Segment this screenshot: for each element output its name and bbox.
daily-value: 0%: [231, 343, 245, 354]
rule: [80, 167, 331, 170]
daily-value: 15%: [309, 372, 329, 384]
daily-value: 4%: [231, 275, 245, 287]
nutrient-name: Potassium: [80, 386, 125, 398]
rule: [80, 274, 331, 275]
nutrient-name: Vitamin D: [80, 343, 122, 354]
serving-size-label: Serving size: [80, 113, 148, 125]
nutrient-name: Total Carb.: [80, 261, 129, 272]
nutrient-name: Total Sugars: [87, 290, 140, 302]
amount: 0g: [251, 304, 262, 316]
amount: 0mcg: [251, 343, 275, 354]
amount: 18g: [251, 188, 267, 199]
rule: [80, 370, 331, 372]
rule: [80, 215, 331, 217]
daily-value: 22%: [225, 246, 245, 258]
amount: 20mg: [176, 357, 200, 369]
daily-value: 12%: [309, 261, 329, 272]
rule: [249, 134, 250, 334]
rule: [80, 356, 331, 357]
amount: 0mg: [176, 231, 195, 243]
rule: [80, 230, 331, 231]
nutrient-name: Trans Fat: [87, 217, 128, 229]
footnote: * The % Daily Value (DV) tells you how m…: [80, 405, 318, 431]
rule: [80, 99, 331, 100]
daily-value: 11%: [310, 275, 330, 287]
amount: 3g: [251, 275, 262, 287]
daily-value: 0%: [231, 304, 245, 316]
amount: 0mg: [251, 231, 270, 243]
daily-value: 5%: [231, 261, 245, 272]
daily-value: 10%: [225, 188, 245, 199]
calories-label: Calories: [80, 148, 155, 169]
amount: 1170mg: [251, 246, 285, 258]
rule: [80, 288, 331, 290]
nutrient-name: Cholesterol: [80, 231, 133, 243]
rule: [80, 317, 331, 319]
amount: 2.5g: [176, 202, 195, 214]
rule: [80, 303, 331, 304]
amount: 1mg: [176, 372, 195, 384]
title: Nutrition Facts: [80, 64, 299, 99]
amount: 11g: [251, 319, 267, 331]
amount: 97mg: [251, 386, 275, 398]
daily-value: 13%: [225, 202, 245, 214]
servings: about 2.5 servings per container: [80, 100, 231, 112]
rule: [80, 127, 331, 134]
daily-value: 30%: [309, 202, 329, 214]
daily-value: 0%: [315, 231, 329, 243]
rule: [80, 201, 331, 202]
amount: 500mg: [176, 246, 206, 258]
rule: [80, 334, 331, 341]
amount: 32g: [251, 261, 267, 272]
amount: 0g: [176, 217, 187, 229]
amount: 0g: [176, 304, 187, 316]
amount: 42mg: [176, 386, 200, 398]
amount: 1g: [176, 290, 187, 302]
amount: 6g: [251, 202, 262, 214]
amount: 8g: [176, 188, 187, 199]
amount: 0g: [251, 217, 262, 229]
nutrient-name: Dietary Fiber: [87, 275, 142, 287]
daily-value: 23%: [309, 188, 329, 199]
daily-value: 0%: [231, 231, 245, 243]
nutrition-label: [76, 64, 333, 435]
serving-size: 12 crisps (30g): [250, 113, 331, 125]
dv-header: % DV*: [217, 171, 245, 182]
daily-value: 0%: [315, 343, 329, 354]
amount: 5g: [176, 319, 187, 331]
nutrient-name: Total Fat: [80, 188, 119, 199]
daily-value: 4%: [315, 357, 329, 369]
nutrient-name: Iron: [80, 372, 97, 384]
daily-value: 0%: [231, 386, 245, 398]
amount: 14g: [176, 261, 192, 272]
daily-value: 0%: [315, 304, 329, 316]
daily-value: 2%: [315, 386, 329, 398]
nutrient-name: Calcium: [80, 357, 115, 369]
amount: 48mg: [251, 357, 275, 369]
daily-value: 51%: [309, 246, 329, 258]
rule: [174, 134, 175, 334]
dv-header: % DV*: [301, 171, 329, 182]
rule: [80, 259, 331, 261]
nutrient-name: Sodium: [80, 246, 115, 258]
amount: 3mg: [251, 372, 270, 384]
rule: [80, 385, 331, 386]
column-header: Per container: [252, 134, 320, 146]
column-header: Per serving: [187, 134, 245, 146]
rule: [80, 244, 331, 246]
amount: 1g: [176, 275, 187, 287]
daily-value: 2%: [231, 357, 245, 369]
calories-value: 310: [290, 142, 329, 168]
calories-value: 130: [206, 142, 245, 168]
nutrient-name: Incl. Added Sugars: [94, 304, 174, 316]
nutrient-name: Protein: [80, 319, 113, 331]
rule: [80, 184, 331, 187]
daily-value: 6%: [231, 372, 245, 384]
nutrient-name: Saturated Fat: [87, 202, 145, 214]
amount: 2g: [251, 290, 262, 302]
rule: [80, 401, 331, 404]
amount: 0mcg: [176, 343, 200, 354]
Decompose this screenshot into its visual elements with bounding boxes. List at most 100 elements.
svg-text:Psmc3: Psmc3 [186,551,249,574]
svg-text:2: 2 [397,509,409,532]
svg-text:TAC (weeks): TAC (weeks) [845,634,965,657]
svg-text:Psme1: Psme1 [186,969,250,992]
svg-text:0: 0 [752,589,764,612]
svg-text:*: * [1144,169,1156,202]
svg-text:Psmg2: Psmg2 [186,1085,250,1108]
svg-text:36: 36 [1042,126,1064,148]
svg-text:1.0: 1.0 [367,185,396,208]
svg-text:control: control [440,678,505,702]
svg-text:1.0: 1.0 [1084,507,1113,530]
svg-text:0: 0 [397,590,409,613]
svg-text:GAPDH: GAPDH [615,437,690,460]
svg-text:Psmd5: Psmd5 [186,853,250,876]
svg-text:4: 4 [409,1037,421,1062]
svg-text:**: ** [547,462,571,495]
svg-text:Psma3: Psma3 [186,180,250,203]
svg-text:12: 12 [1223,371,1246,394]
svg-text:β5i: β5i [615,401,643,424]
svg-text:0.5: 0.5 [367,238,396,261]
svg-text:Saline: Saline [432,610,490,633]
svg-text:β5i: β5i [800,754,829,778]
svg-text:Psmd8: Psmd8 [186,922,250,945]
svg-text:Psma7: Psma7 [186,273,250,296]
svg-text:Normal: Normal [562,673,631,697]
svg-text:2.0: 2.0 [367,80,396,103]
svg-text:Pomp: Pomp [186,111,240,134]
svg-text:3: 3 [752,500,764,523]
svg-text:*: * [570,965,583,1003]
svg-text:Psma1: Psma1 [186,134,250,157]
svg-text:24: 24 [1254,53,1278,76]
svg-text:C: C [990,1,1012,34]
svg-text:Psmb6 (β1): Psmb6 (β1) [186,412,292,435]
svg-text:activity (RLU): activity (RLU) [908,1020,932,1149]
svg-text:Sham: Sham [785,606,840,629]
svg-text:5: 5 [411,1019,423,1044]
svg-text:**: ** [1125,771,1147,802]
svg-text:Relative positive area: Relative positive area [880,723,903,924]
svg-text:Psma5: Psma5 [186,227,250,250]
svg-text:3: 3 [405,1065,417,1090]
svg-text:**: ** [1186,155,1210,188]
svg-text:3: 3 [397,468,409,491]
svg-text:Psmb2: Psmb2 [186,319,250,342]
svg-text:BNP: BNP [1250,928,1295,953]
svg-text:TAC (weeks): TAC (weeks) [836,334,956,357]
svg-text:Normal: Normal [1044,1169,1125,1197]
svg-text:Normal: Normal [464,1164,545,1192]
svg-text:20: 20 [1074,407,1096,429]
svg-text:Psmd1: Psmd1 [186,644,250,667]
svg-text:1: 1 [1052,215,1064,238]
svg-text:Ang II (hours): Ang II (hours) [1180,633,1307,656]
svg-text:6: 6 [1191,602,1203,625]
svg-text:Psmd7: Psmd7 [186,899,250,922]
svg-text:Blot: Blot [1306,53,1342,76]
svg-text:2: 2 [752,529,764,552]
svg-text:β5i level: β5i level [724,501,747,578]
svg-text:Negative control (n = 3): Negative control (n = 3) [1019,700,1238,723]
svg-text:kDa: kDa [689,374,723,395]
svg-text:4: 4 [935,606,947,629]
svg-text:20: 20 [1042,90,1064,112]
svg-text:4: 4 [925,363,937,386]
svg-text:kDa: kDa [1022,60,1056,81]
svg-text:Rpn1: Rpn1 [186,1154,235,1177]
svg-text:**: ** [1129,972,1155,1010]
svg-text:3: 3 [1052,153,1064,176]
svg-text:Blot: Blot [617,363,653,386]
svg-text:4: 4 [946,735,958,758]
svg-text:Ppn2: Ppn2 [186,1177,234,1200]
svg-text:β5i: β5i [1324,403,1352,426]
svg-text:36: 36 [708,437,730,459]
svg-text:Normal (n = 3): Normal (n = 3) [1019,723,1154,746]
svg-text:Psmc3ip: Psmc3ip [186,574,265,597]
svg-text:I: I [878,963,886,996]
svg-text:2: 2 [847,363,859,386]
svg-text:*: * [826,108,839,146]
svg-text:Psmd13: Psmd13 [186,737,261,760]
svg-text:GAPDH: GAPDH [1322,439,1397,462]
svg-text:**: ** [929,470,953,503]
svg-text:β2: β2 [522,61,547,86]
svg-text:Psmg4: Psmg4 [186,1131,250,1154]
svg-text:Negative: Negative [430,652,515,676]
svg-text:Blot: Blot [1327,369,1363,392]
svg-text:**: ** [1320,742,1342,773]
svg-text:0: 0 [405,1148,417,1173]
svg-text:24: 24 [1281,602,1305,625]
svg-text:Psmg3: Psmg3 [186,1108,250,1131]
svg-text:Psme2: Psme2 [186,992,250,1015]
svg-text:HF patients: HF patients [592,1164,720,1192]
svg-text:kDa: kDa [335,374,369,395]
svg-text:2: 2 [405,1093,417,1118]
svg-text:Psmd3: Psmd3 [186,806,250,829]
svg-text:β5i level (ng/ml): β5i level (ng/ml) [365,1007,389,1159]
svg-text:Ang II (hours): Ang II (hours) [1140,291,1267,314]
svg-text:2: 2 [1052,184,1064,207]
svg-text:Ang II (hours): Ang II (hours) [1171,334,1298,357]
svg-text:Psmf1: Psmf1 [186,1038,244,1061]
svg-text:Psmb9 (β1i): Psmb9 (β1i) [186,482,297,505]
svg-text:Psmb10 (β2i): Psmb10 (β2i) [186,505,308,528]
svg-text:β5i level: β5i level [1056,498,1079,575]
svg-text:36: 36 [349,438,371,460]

..........

TASK:
Give the number, and nothing else, of lines in the listing above that include the word "level".

RESULT:
3